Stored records

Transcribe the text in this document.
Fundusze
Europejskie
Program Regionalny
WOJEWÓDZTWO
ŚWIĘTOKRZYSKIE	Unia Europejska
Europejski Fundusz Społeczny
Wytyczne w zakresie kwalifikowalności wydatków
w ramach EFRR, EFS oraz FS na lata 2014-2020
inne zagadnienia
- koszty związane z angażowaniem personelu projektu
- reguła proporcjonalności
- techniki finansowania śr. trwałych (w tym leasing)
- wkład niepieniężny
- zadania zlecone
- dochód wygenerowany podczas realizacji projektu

__TASK TO COMPLETE__:
Type out the entries again, word for word.

__TASK RESPONSE__:
Transcribe the text in this document.
Fundusze
Europejskie
Program Regionalny
WOJEWÓDZTWO
ŚWIĘTOKRZYSKIE	Unia Europejska
Europejski Fundusz Społeczny
Wytyczne w zakresie kwalifikowalności wydatków
w ramach EFRR, EFS oraz FS na lata 2014-2020
inne zagadnienia
- koszty związane z angażowaniem personelu projektu
- reguła proporcjonalności
- techniki finansowania śr. trwałych (w tym leasing)
- wkład niepieniężny
- zadania zlecone
- dochód wygenerowany podczas realizacji projektu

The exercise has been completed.